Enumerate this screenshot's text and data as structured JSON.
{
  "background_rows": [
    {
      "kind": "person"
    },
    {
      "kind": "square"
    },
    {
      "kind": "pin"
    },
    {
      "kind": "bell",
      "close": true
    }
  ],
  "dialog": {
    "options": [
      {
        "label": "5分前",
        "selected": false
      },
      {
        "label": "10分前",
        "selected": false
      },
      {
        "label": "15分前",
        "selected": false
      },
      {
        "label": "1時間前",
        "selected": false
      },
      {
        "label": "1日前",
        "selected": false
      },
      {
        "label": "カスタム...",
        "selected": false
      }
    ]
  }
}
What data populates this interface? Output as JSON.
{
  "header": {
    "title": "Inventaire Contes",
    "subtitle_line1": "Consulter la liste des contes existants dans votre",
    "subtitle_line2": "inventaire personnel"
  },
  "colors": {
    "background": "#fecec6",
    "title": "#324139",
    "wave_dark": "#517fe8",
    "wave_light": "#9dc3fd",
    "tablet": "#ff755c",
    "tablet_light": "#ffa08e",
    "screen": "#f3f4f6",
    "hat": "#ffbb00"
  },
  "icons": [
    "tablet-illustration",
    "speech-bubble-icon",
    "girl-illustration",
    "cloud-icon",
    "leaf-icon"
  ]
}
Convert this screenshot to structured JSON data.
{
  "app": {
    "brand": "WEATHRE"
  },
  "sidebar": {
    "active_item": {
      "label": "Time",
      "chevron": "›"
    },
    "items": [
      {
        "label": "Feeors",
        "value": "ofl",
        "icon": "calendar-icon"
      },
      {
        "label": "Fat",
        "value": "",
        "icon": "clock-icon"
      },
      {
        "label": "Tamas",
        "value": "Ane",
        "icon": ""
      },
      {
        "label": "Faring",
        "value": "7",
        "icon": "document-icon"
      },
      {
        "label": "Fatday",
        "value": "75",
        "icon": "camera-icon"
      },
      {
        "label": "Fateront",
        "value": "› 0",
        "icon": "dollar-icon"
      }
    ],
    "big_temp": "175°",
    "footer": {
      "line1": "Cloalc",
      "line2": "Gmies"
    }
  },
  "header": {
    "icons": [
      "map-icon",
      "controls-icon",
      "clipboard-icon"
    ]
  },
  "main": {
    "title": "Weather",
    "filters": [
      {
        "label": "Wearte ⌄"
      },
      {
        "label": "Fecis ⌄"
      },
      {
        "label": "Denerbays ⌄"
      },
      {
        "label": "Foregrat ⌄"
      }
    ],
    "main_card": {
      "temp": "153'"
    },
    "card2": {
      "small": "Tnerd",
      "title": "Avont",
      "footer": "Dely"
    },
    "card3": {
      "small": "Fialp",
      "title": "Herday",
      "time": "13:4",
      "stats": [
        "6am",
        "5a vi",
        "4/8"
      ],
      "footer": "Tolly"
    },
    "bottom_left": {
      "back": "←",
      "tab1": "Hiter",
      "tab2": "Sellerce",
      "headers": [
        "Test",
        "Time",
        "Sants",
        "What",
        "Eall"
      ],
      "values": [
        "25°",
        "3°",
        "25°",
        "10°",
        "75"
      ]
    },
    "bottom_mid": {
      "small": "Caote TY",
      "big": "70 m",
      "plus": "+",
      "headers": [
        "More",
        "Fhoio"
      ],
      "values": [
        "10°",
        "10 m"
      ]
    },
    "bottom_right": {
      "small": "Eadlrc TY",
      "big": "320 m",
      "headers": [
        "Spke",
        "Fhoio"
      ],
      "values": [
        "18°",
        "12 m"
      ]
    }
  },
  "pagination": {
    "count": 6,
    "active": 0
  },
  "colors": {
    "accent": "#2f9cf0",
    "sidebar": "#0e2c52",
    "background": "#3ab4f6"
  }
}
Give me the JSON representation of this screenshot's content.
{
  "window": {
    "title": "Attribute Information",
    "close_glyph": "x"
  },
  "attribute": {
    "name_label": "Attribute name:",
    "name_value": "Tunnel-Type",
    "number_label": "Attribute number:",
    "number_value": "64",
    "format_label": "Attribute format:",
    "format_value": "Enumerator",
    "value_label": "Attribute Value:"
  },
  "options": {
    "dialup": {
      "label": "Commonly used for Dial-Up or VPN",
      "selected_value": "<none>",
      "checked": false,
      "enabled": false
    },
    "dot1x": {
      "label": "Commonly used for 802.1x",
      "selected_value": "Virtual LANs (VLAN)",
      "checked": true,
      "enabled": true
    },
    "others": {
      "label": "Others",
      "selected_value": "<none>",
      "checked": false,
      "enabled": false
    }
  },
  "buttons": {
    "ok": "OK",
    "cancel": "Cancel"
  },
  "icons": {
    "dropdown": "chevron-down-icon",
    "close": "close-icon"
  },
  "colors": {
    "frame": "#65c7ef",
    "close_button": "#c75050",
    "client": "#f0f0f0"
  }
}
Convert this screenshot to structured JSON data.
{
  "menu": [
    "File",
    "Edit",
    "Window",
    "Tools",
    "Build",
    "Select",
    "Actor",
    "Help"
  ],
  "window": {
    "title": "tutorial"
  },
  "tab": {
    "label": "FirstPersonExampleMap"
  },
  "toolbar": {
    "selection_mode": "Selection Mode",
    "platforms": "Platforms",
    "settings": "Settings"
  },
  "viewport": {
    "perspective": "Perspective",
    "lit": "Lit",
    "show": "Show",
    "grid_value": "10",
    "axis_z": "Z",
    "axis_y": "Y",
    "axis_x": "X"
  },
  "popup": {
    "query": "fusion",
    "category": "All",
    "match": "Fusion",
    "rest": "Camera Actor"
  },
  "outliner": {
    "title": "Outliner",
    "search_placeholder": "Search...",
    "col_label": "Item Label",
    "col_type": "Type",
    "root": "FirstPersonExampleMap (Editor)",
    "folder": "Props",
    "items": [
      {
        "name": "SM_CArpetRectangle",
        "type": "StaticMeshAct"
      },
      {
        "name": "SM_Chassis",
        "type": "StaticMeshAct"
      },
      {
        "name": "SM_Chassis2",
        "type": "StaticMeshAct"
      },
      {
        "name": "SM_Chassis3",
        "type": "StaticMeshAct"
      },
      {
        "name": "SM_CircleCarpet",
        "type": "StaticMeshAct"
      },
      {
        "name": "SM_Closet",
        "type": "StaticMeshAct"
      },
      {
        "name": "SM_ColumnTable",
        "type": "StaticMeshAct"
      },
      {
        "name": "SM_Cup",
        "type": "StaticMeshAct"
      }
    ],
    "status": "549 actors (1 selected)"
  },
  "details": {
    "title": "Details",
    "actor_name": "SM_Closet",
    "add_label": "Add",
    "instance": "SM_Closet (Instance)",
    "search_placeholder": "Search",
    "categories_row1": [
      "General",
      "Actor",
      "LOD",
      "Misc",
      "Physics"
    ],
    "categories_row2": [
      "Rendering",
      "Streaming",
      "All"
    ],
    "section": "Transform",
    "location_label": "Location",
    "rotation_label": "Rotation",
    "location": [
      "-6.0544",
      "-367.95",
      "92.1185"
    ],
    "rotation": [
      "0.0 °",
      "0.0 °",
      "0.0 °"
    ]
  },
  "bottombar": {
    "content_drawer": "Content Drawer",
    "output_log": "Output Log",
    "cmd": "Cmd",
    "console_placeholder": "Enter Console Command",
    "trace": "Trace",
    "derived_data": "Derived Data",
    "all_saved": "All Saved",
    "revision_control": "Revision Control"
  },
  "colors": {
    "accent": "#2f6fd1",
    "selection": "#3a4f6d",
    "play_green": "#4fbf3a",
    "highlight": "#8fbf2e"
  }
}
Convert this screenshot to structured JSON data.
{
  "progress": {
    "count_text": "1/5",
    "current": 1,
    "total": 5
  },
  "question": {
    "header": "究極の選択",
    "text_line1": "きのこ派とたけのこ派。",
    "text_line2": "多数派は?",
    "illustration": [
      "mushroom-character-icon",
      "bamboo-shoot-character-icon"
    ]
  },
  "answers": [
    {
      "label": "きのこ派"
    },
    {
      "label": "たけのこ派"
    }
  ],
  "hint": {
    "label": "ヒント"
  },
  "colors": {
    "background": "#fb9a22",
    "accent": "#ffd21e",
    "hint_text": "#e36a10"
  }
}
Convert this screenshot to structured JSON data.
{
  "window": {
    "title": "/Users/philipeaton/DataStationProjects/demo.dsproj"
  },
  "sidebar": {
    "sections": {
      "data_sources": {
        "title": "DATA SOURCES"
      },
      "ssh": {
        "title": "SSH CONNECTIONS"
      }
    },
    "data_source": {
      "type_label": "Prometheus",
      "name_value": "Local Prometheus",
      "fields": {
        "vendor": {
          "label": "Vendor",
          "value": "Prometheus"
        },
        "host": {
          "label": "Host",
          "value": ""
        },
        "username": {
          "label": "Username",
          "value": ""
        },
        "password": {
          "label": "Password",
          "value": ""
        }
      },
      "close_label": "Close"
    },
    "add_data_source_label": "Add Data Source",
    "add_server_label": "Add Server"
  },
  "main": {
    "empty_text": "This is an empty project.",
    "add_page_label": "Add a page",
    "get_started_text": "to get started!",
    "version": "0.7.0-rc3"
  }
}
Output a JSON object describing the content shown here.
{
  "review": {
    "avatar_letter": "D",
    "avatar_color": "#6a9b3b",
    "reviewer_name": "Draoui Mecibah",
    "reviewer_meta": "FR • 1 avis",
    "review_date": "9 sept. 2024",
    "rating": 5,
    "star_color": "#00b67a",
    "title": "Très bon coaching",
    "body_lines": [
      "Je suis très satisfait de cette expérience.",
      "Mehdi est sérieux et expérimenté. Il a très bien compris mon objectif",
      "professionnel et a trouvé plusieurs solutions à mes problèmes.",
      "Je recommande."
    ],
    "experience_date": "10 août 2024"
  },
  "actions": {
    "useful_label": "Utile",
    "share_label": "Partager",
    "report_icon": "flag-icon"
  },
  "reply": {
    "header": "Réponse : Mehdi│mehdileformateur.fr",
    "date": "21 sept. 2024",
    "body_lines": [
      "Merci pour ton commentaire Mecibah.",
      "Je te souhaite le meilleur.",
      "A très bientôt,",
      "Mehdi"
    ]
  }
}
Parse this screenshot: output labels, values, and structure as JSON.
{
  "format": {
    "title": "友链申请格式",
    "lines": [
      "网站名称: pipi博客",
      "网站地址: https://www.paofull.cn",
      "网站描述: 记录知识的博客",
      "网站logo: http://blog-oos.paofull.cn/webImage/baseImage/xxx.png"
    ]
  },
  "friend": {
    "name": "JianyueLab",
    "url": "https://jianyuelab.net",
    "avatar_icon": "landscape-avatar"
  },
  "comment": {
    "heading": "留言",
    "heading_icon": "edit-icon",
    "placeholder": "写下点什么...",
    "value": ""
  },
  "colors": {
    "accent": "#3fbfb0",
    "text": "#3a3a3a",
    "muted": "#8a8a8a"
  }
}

═══

_GOAL_.
Of the lines in the material above, state how many contain the string "illustration"; give no other text.

_FULL OUTPUT_.
3